* BEGIN *

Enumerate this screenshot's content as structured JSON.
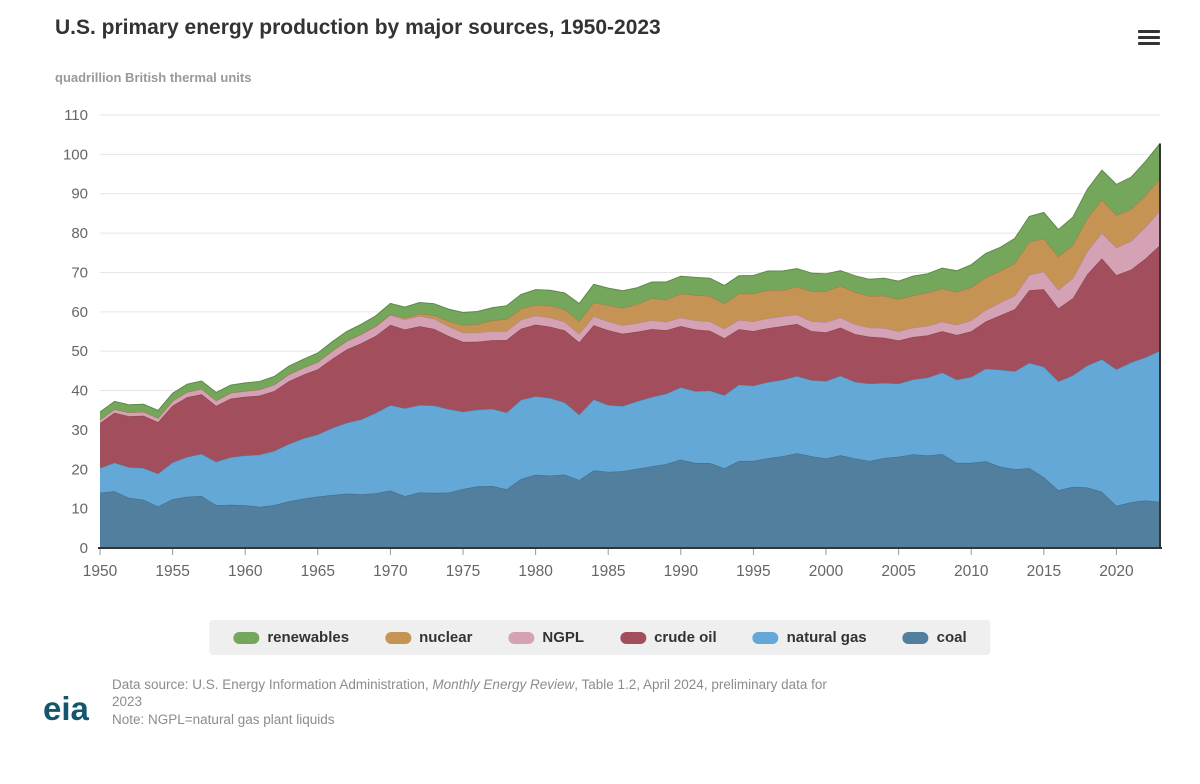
{
  "header": {
    "title": "U.S. primary energy production by major sources, 1950-2023",
    "subtitle": "quadrillion British thermal units"
  },
  "menu": {
    "icon": "hamburger-export-menu"
  },
  "chart_data": {
    "type": "area",
    "stacked": true,
    "title": "U.S. primary energy production by major sources, 1950-2023",
    "ylabel": "quadrillion British thermal units",
    "xlabel": "",
    "grid": true,
    "legend_position": "bottom",
    "x_start": 1950,
    "x_end": 2023,
    "x_ticks": [
      1950,
      1955,
      1960,
      1965,
      1970,
      1975,
      1980,
      1985,
      1990,
      1995,
      2000,
      2005,
      2010,
      2015,
      2020
    ],
    "y_ticks": [
      0,
      10,
      20,
      30,
      40,
      50,
      60,
      70,
      80,
      90,
      100,
      110
    ],
    "ylim": [
      0,
      110
    ],
    "axis_color": "#333333",
    "grid_color": "#e6e6e6",
    "label_color": "#666666",
    "series": [
      {
        "name": "coal",
        "color": "#527f9e",
        "values": [
          14.06,
          14.42,
          12.73,
          12.28,
          10.54,
          12.37,
          13.04,
          13.21,
          10.88,
          10.98,
          10.82,
          10.44,
          10.9,
          11.85,
          12.52,
          13.06,
          13.47,
          13.83,
          13.61,
          13.86,
          14.61,
          13.19,
          14.09,
          13.99,
          14.07,
          14.99,
          15.65,
          15.76,
          14.91,
          17.54,
          18.6,
          18.38,
          18.64,
          17.25,
          19.72,
          19.33,
          19.51,
          20.14,
          20.74,
          21.35,
          22.46,
          21.59,
          21.59,
          20.22,
          22.11,
          22.13,
          22.79,
          23.31,
          24.05,
          23.3,
          22.74,
          23.55,
          22.73,
          22.09,
          22.85,
          23.19,
          23.79,
          23.49,
          23.85,
          21.62,
          21.63,
          22.04,
          20.68,
          20.0,
          20.29,
          17.95,
          14.67,
          15.57,
          15.37,
          14.26,
          10.7,
          11.6,
          12.07,
          11.76
        ]
      },
      {
        "name": "natural gas",
        "color": "#64a8d8",
        "values": [
          6.23,
          7.22,
          7.76,
          8.01,
          8.33,
          9.34,
          10.08,
          10.68,
          11.03,
          12.05,
          12.66,
          13.25,
          13.73,
          14.55,
          15.29,
          15.78,
          17.01,
          17.94,
          19.07,
          20.45,
          21.67,
          22.28,
          22.21,
          22.19,
          21.21,
          19.64,
          19.48,
          19.57,
          19.49,
          20.08,
          19.91,
          19.7,
          18.32,
          16.59,
          18.01,
          16.98,
          16.54,
          17.14,
          17.6,
          17.85,
          18.33,
          18.23,
          18.38,
          18.58,
          19.35,
          19.08,
          19.34,
          19.39,
          19.61,
          19.34,
          19.66,
          20.17,
          19.44,
          19.63,
          19.07,
          18.56,
          19.02,
          19.81,
          20.7,
          21.14,
          21.81,
          23.51,
          24.62,
          24.86,
          26.72,
          28.06,
          27.62,
          28.29,
          31.0,
          33.65,
          34.68,
          35.52,
          36.35,
          38.3
        ]
      },
      {
        "name": "crude oil",
        "color": "#a34e5c",
        "values": [
          11.45,
          12.71,
          12.98,
          13.31,
          13.11,
          14.41,
          15.18,
          15.18,
          14.2,
          14.93,
          14.93,
          15.02,
          15.22,
          15.97,
          16.2,
          16.52,
          17.57,
          18.65,
          19.31,
          19.56,
          20.4,
          20.03,
          20.04,
          19.49,
          18.57,
          17.73,
          17.26,
          17.45,
          18.43,
          18.1,
          18.25,
          18.15,
          18.31,
          18.39,
          18.85,
          18.99,
          18.38,
          17.67,
          17.28,
          16.12,
          15.57,
          15.7,
          15.22,
          14.49,
          14.1,
          13.89,
          13.72,
          13.66,
          13.24,
          12.45,
          12.36,
          12.28,
          12.16,
          11.93,
          11.5,
          10.96,
          10.8,
          10.72,
          10.51,
          11.34,
          11.59,
          11.99,
          13.78,
          15.77,
          18.45,
          19.72,
          18.58,
          19.6,
          23.17,
          25.63,
          23.95,
          23.56,
          25.11,
          26.86
        ]
      },
      {
        "name": "NGPL",
        "color": "#d4a1b5",
        "values": [
          0.82,
          0.9,
          0.95,
          1.0,
          1.05,
          1.24,
          1.31,
          1.35,
          1.35,
          1.43,
          1.46,
          1.53,
          1.6,
          1.67,
          1.74,
          1.88,
          1.99,
          2.12,
          2.28,
          2.43,
          2.51,
          2.54,
          2.6,
          2.57,
          2.47,
          2.37,
          2.33,
          2.33,
          2.25,
          2.29,
          2.25,
          2.31,
          2.19,
          2.18,
          2.27,
          2.24,
          2.15,
          2.22,
          2.26,
          2.16,
          2.17,
          2.31,
          2.36,
          2.41,
          2.39,
          2.44,
          2.53,
          2.5,
          2.42,
          2.53,
          2.61,
          2.55,
          2.56,
          2.35,
          2.47,
          2.33,
          2.36,
          2.41,
          2.42,
          2.57,
          2.78,
          2.93,
          3.25,
          3.47,
          3.93,
          4.47,
          4.7,
          5.09,
          5.84,
          6.49,
          7.0,
          7.26,
          7.99,
          8.83
        ]
      },
      {
        "name": "nuclear",
        "color": "#c59455",
        "values": [
          0,
          0,
          0,
          0,
          0,
          0,
          0,
          0,
          0,
          0,
          0.01,
          0.02,
          0.03,
          0.04,
          0.04,
          0.04,
          0.06,
          0.09,
          0.14,
          0.15,
          0.24,
          0.41,
          0.58,
          0.91,
          1.27,
          1.9,
          2.11,
          2.7,
          3.02,
          2.78,
          2.74,
          3.01,
          3.13,
          3.2,
          3.55,
          4.08,
          4.38,
          4.75,
          5.59,
          5.6,
          6.1,
          6.42,
          6.48,
          6.41,
          6.69,
          7.08,
          7.09,
          6.6,
          7.07,
          7.61,
          7.86,
          8.03,
          8.15,
          7.96,
          8.22,
          8.16,
          8.21,
          8.46,
          8.43,
          8.36,
          8.43,
          8.27,
          8.06,
          8.24,
          8.34,
          8.34,
          8.42,
          8.42,
          8.44,
          8.46,
          8.25,
          8.13,
          8.06,
          8.1
        ]
      },
      {
        "name": "renewables",
        "color": "#74a75c",
        "values": [
          2.0,
          2.0,
          1.95,
          1.9,
          1.9,
          1.95,
          2.0,
          2.0,
          2.05,
          2.0,
          2.05,
          2.05,
          2.1,
          2.1,
          2.15,
          2.25,
          2.3,
          2.4,
          2.45,
          2.55,
          2.7,
          2.75,
          2.85,
          2.9,
          3.1,
          3.2,
          3.25,
          3.2,
          3.45,
          3.6,
          3.9,
          3.95,
          4.2,
          4.5,
          4.6,
          4.4,
          4.4,
          4.2,
          4.1,
          4.5,
          4.4,
          4.5,
          4.5,
          4.6,
          4.5,
          4.6,
          4.9,
          4.9,
          4.6,
          4.6,
          4.4,
          3.9,
          4.1,
          4.3,
          4.4,
          4.6,
          4.9,
          4.8,
          5.2,
          5.4,
          5.7,
          6.1,
          6.0,
          6.3,
          6.5,
          6.7,
          6.9,
          7.1,
          7.3,
          7.5,
          7.8,
          8.1,
          8.6,
          8.9
        ]
      }
    ],
    "legend_order": [
      "renewables",
      "nuclear",
      "NGPL",
      "crude oil",
      "natural gas",
      "coal"
    ]
  },
  "footer": {
    "source_prefix": "Data source: U.S. Energy Information Administration, ",
    "source_italic": "Monthly Energy Review",
    "source_suffix": ", Table 1.2, April 2024, preliminary data for",
    "source_line2": "2023",
    "note": "Note: NGPL=natural gas plant liquids",
    "logo_text": "eia"
  }
}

* END *

### GIVEN EXERCISE
Tally the lines in the records above that contain the word "British", and give only that number.

### COMPLETE ANSWER
2